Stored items

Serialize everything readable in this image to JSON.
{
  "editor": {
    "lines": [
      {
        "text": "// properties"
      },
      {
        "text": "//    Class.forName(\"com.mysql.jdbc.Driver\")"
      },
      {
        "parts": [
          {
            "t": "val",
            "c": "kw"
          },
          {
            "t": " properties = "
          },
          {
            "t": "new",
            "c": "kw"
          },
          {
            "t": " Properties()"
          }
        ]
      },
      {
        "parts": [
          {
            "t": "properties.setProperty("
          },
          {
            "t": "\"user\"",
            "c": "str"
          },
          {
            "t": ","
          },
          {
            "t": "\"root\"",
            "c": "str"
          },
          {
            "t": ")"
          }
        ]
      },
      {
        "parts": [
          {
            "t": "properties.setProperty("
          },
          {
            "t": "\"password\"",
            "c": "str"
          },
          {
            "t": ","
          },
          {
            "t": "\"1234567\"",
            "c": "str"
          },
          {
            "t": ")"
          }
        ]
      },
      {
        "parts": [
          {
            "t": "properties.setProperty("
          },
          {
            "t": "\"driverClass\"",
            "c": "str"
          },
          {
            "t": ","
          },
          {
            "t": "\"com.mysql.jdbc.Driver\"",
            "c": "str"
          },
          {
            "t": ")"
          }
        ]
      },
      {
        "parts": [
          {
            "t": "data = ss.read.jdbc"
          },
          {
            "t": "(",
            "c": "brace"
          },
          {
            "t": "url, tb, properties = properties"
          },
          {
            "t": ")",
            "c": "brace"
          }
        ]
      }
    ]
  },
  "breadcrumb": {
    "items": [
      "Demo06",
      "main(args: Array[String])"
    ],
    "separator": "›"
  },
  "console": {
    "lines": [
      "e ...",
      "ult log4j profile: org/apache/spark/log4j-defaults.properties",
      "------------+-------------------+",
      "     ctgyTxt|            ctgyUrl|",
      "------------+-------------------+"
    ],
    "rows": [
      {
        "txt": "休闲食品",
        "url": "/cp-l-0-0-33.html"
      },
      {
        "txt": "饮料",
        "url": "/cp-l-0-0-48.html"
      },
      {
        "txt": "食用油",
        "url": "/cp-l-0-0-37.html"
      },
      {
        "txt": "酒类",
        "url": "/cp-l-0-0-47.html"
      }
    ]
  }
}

» What the task asks: Word for word, write out the data.

» The response:
Serialize everything readable in this image to JSON.
{
  "editor": {
    "lines": [
      {
        "text": "// properties"
      },
      {
        "text": "//    Class.forName(\"com.mysql.jdbc.Driver\")"
      },
      {
        "parts": [
          {
            "t": "val",
            "c": "kw"
          },
          {
            "t": " properties = "
          },
          {
            "t": "new",
            "c": "kw"
          },
          {
            "t": " Properties()"
          }
        ]
      },
      {
        "parts": [
          {
            "t": "properties.setProperty("
          },
          {
            "t": "\"user\"",
            "c": "str"
          },
          {
            "t": ","
          },
          {
            "t": "\"root\"",
            "c": "str"
          },
          {
            "t": ")"
          }
        ]
      },
      {
        "parts": [
          {
            "t": "properties.setProperty("
          },
          {
            "t": "\"password\"",
            "c": "str"
          },
          {
            "t": ","
          },
          {
            "t": "\"1234567\"",
            "c": "str"
          },
          {
            "t": ")"
          }
        ]
      },
      {
        "parts": [
          {
            "t": "properties.setProperty("
          },
          {
            "t": "\"driverClass\"",
            "c": "str"
          },
          {
            "t": ","
          },
          {
            "t": "\"com.mysql.jdbc.Driver\"",
            "c": "str"
          },
          {
            "t": ")"
          }
        ]
      },
      {
        "parts": [
          {
            "t": "data = ss.read.jdbc"
          },
          {
            "t": "(",
            "c": "brace"
          },
          {
            "t": "url, tb, properties = properties"
          },
          {
            "t": ")",
            "c": "brace"
          }
        ]
      }
    ]
  },
  "breadcrumb": {
    "items": [
      "Demo06",
      "main(args: Array[String])"
    ],
    "separator": "›"
  },
  "console": {
    "lines": [
      "e ...",
      "ult log4j profile: org/apache/spark/log4j-defaults.properties",
      "------------+-------------------+",
      "     ctgyTxt|            ctgyUrl|",
      "------------+-------------------+"
    ],
    "rows": [
      {
        "txt": "休闲食品",
        "url": "/cp-l-0-0-33.html"
      },
      {
        "txt": "饮料",
        "url": "/cp-l-0-0-48.html"
      },
      {
        "txt": "食用油",
        "url": "/cp-l-0-0-37.html"
      },
      {
        "txt": "酒类",
        "url": "/cp-l-0-0-47.html"
      }
    ]
  }
}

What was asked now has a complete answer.